EXERCISE OBJECTIVE:
Which lines hold the word "pacjenta"? Copy each one.

>> Begin DATASET RECORDS

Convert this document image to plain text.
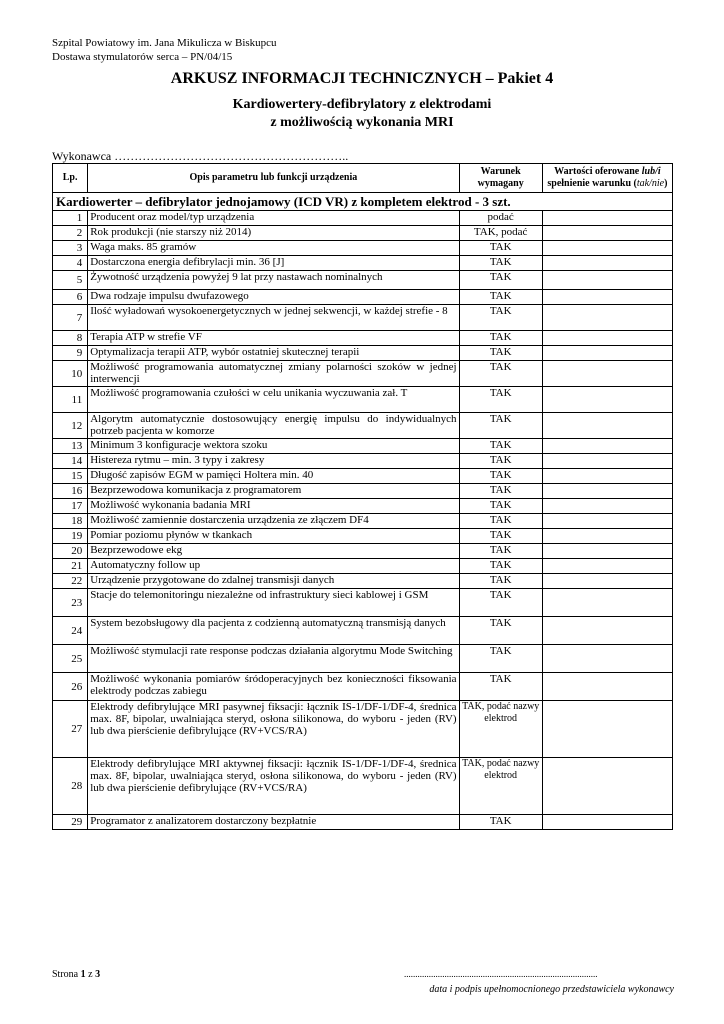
Szpital Powiatowy im. Jana Mikulicza w Biskupcu
Dostawa stymulatorów serca – PN/04/15
ARKUSZ INFORMACJI TECHNICZNYCH – Pakiet 4
Kardiowertery-defibrylatory z elektrodami
z możliwością wykonania MRI
Wykonawca …………………………………………………..
Lp.	Opis parametru lub funkcji urządzenia	Warunek wymagany	Wartości oferowane lub/i spełnienie warunku (tak/nie)
Kardiowerter – defibrylator jednojamowy (ICD VR) z kompletem elektrod - 3 szt.			
1	Producent oraz model/typ urządzenia	podać	
2	Rok produkcji (nie starszy niż 2014)	TAK, podać	
3	Waga maks. 85 gramów	TAK	
4	Dostarczona energia defibrylacji min. 36 [J]	TAK	
5	Żywotność urządzenia powyżej 9 lat przy nastawach nominalnych	TAK	
6	Dwa rodzaje impulsu dwufazowego	TAK	
7	Ilość wyładowań wysokoenergetycznych w jednej sekwencji, w każdej strefie - 8	TAK	
8	Terapia ATP w strefie VF	TAK	
9	Optymalizacja terapii ATP, wybór ostatniej skutecznej terapii	TAK	
10	Możliwość programowania automatycznej zmiany polarności szoków w jednej interwencji	TAK	
11	Możliwość programowania czułości w celu unikania wyczuwania zał. T	TAK	
12	Algorytm automatycznie dostosowujący energię impulsu do indywidualnych potrzeb pacjenta w komorze	TAK	
13	Minimum 3 konfiguracje wektora szoku	TAK	
14	Histereza rytmu – min. 3 typy i zakresy	TAK	
15	Długość zapisów EGM w pamięci Holtera min. 40	TAK	
16	Bezprzewodowa komunikacja z programatorem	TAK	
17	Możliwość wykonania badania MRI	TAK	
18	Możliwość zamiennie dostarczenia urządzenia ze złączem DF4	TAK	
19	Pomiar poziomu płynów w tkankach	TAK	
20	Bezprzewodowe ekg	TAK	
21	Automatyczny follow up	TAK	
22	Urządzenie przygotowane do zdalnej transmisji danych	TAK	
23	Stacje do telemonitoringu niezależne od infrastruktury sieci kablowej i GSM	TAK	
24	System bezobsługowy dla pacjenta z codzienną automatyczną transmisją danych	TAK	
25	Możliwość stymulacji rate response podczas działania algorytmu Mode Switching	TAK	
26	Możliwość wykonania pomiarów śródoperacyjnych bez konieczności fiksowania elektrody podczas zabiegu	TAK	
27	Elektrody defibrylujące MRI pasywnej fiksacji: łącznik IS-1/DF-1/DF-4, średnica max. 8F, bipolar, uwalniająca steryd, osłona silikonowa, do wyboru - jeden (RV) lub dwa pierścienie defibrylujące (RV+VCS/RA)	TAK, podać nazwy elektrod	
28	Elektrody defibrylujące MRI aktywnej fiksacji: łącznik IS-1/DF-1/DF-4, średnica max. 8F, bipolar, uwalniająca steryd, osłona silikonowa, do wyboru - jeden (RV) lub dwa pierścienie defibrylujące (RV+VCS/RA)	TAK, podać nazwy elektrod	
29	Programator z analizatorem dostarczony bezpłatnie	TAK	
Strona 1 z 3	......................................................................................
data i podpis upełnomocnionego przedstawiciela wykonawcy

>> End DATASET RECORDS

OUTPUT:
12	Algorytm automatycznie dostosowujący energię impulsu do indywidualnych potrzeb pacjenta w komorze	TAK	
24	System bezobsługowy dla pacjenta z codzienną automatyczną transmisją danych	TAK	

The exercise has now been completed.